**WHAT YOU WILL DO**: Find the string "Single" in the listing and report every line that has it.

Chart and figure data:
^^^^^^^^
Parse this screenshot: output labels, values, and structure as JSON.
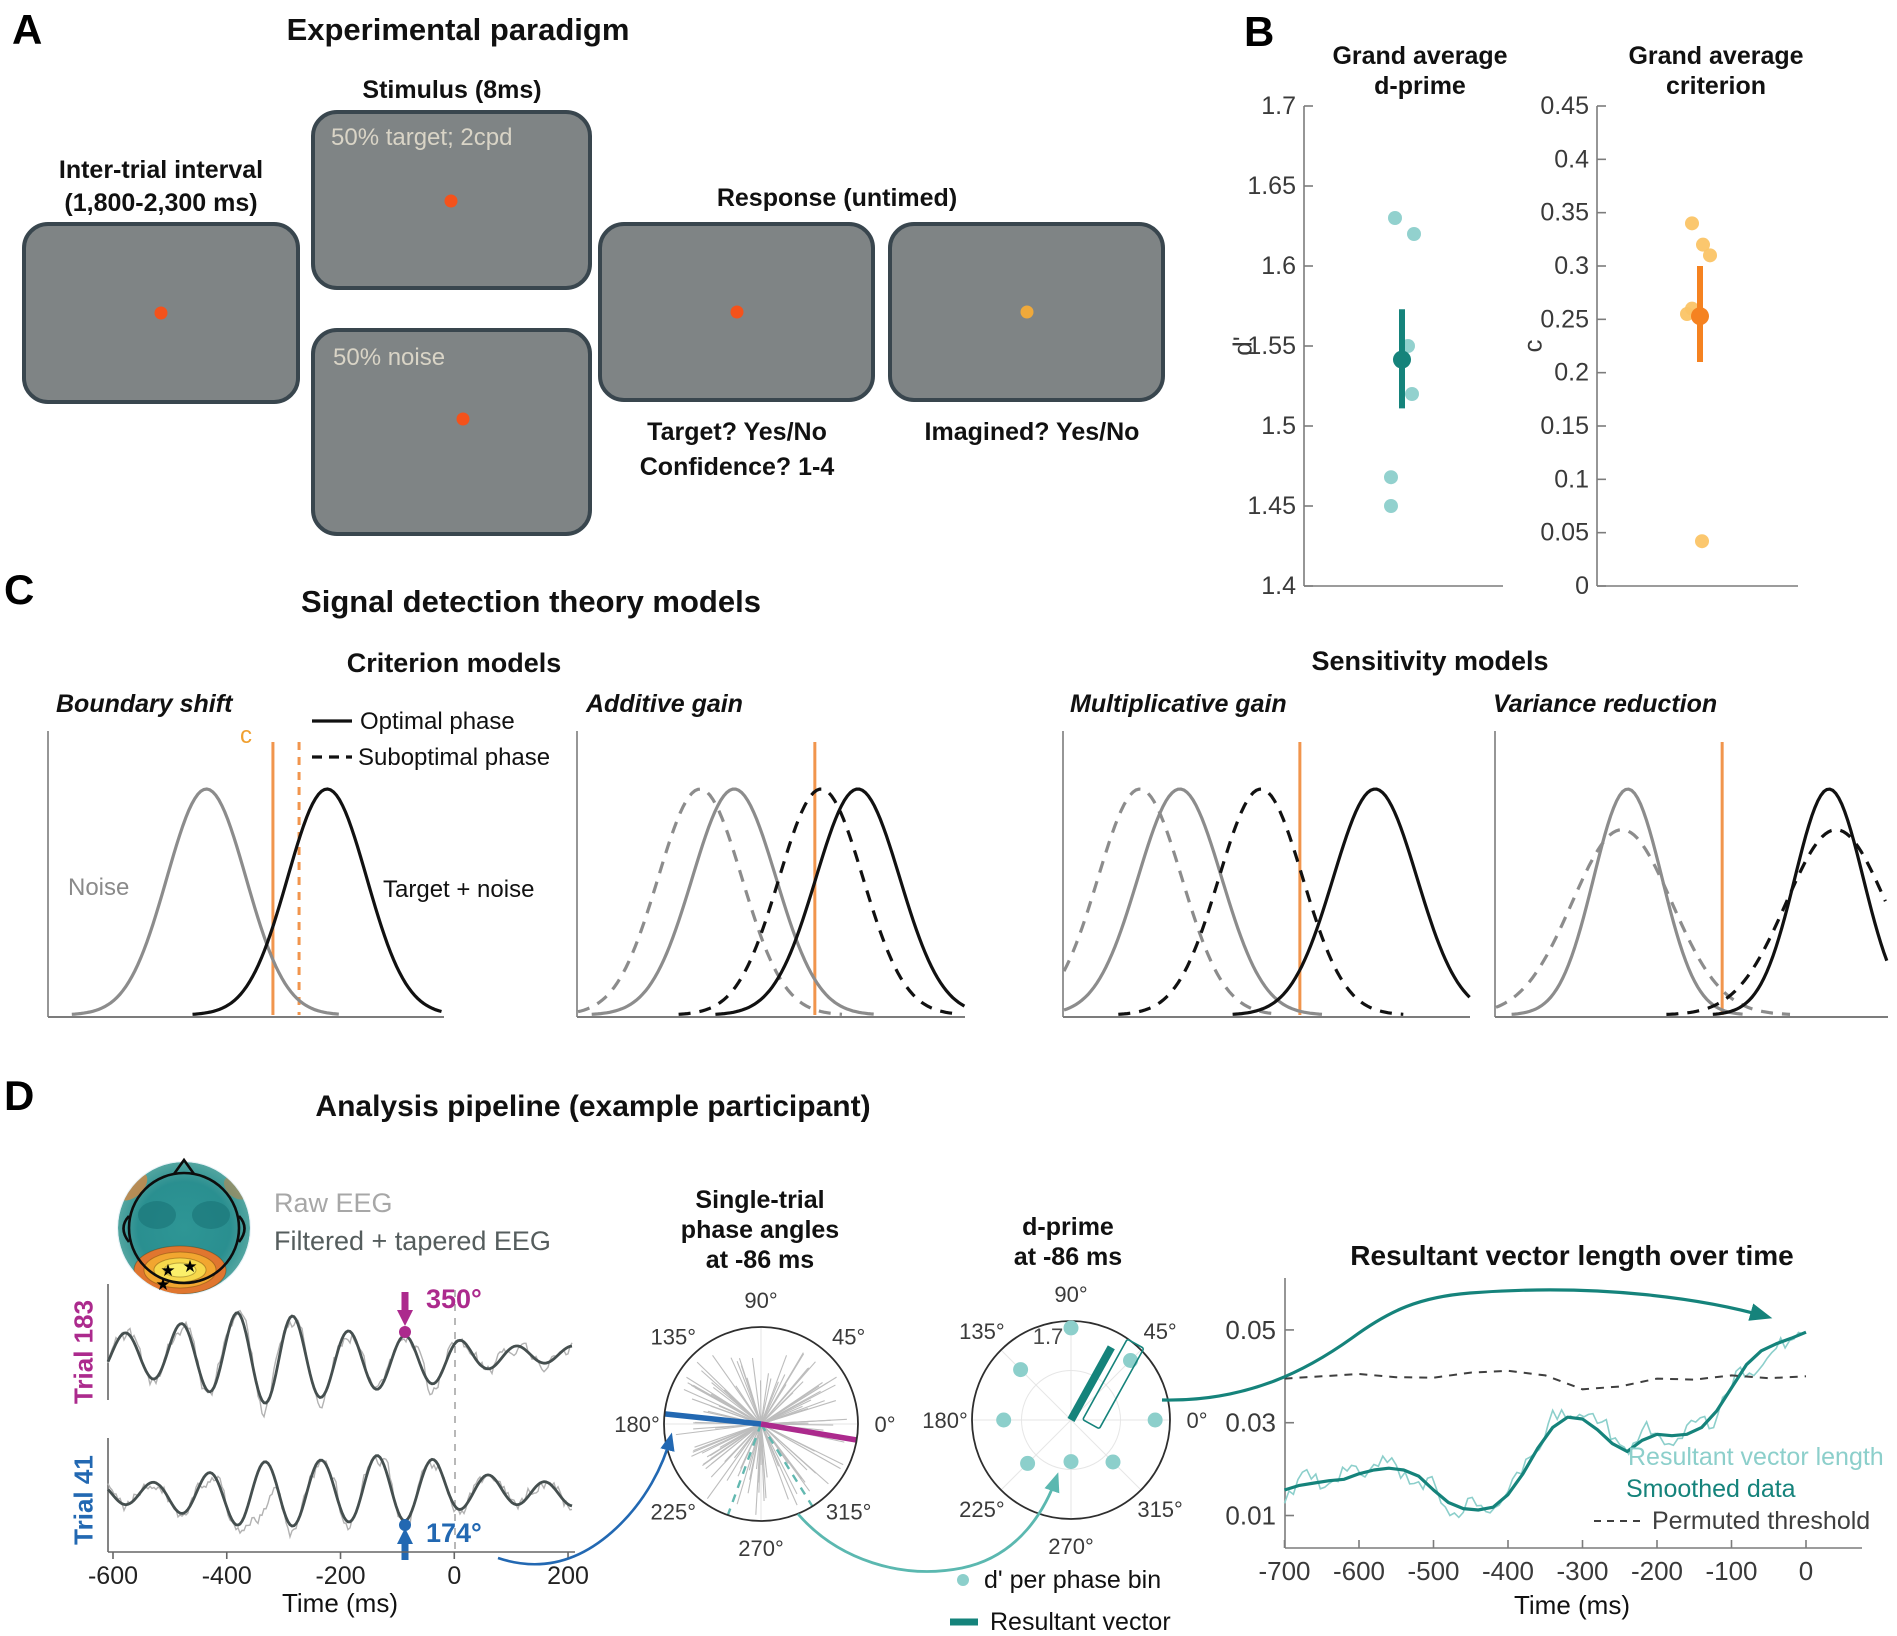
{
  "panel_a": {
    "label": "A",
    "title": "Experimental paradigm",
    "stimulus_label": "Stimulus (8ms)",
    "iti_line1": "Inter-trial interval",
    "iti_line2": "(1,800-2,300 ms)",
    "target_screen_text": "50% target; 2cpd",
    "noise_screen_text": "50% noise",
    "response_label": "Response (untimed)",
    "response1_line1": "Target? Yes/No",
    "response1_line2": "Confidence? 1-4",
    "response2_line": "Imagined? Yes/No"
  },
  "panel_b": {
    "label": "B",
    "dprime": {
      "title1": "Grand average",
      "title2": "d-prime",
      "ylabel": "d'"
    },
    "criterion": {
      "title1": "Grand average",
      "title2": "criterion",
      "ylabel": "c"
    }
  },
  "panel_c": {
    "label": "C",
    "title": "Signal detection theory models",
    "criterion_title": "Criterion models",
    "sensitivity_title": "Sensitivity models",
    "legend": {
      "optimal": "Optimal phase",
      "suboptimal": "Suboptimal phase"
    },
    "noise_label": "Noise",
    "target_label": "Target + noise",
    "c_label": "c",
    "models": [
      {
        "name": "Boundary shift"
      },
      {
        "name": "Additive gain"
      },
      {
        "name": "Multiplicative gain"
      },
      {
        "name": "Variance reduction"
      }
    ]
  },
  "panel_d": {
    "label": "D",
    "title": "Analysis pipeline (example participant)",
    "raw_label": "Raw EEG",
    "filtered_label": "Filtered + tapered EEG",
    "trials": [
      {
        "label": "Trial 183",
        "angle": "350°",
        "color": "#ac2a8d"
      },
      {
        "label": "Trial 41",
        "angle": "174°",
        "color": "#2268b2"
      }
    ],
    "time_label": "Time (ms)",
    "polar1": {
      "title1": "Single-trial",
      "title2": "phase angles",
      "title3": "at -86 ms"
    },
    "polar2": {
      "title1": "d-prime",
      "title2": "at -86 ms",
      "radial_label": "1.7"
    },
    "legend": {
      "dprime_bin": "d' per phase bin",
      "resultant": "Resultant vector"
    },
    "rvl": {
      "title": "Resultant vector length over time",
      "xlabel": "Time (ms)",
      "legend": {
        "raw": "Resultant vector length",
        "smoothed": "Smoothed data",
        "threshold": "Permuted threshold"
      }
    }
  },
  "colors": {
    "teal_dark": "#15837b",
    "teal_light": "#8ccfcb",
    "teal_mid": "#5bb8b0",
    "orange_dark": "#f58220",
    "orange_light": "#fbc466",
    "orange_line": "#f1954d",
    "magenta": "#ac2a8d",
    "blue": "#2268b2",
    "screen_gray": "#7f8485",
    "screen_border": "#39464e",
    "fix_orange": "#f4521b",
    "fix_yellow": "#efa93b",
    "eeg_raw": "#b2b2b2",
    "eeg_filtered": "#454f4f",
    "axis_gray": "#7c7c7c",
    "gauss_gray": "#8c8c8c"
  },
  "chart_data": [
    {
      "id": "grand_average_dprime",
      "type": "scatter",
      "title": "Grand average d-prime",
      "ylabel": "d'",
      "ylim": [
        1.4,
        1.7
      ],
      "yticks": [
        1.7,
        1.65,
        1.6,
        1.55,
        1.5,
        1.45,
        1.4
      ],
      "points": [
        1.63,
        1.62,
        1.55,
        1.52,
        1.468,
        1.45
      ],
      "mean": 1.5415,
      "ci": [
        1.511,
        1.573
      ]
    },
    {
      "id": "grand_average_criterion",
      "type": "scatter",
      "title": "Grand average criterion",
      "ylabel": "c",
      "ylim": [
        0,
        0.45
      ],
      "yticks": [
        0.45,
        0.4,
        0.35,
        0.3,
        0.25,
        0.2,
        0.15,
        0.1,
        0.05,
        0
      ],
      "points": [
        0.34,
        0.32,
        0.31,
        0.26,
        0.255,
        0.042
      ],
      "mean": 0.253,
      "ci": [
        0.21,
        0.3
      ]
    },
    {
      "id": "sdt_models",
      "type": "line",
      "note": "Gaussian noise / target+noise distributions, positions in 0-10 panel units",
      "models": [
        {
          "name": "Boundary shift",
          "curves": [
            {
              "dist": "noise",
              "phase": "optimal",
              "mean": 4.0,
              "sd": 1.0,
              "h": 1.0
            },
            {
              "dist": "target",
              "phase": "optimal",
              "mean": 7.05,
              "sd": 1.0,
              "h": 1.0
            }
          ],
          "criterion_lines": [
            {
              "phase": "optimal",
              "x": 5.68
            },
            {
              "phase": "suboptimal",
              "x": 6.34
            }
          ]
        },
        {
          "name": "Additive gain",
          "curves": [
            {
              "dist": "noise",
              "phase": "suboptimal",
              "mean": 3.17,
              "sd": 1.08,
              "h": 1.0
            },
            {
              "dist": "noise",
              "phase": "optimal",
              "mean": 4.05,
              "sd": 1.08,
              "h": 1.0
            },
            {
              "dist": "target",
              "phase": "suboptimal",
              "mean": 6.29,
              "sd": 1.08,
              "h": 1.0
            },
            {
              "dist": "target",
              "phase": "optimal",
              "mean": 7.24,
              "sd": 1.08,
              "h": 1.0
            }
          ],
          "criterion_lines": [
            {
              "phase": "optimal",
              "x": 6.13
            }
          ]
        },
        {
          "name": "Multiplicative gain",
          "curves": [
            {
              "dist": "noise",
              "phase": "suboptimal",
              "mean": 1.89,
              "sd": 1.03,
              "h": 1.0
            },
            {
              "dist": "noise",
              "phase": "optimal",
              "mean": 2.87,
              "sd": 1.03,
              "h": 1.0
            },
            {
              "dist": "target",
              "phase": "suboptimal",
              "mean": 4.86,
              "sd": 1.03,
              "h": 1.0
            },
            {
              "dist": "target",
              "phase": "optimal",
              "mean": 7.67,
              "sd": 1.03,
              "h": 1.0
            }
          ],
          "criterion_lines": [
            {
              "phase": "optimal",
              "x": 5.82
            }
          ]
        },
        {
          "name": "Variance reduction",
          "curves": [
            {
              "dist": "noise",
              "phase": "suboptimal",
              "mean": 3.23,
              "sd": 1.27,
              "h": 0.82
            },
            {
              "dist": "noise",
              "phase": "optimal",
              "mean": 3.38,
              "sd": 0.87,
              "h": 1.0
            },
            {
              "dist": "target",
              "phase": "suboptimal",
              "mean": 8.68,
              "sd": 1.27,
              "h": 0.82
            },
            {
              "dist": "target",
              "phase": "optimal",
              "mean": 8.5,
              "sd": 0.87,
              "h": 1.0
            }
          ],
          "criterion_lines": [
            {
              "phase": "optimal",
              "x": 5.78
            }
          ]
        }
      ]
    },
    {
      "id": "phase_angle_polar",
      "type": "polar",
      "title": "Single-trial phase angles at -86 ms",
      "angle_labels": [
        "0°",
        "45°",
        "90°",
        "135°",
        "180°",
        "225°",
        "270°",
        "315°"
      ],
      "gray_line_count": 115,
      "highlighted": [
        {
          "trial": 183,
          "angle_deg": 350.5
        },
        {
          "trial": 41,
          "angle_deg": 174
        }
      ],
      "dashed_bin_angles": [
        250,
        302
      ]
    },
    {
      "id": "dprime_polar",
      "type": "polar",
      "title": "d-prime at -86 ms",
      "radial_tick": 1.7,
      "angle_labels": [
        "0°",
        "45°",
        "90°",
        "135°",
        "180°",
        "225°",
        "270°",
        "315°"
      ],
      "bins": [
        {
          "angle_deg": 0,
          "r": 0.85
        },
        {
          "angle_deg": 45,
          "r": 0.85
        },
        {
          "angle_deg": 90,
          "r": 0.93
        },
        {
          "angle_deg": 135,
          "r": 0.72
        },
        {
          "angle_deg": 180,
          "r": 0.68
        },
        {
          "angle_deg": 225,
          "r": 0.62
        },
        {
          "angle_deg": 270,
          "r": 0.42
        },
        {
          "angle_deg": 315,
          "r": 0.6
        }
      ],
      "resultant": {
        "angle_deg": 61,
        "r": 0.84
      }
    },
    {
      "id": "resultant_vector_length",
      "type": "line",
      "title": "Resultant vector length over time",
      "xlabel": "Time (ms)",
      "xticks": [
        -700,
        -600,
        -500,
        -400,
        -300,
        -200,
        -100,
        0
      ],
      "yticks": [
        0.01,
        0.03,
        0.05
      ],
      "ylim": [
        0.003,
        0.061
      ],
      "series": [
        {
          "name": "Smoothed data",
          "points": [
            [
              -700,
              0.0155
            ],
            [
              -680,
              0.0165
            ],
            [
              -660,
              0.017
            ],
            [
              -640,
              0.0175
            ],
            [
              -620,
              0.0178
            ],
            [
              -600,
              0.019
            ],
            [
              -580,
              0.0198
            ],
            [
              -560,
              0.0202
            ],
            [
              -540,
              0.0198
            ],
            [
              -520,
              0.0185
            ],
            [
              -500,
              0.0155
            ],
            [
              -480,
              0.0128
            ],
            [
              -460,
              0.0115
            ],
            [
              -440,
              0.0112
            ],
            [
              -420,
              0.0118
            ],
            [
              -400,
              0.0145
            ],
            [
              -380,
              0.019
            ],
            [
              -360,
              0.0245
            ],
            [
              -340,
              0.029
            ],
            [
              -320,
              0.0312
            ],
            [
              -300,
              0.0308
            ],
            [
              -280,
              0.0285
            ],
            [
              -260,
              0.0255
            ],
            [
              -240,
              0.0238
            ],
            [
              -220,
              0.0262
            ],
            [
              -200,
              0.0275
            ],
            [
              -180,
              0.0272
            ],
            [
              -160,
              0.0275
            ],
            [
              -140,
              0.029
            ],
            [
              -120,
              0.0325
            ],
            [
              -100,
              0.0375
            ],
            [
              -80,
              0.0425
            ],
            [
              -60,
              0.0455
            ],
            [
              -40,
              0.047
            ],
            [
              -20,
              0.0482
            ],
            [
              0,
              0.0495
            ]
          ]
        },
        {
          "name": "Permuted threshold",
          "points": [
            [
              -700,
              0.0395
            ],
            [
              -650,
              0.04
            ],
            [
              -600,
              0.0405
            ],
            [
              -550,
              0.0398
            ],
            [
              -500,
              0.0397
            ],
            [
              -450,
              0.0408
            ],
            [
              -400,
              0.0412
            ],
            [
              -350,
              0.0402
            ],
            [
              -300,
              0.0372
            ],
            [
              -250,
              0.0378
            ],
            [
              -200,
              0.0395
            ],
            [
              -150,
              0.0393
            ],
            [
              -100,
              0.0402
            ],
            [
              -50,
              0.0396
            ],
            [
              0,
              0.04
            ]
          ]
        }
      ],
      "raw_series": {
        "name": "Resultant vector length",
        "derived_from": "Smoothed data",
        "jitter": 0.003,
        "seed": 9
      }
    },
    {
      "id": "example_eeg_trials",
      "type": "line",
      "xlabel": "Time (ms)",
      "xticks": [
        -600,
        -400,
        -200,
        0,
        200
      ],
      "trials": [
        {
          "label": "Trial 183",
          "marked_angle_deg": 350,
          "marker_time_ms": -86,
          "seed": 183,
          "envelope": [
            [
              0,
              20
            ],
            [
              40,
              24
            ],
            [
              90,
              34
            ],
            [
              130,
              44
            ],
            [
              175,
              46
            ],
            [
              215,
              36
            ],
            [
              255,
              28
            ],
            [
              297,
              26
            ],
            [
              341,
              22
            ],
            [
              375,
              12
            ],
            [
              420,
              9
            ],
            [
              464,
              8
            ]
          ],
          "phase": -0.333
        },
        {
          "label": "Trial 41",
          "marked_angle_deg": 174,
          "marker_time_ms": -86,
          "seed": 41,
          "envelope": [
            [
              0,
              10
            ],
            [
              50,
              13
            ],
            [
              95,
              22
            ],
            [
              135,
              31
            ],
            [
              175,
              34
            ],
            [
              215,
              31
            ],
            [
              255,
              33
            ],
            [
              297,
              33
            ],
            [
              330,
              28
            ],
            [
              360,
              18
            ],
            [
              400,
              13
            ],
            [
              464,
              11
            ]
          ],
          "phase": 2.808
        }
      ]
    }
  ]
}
^^^^^^^^
**REPLY**:
      "title1": "Single-trial",
      "title": "Single-trial phase angles at -86 ms",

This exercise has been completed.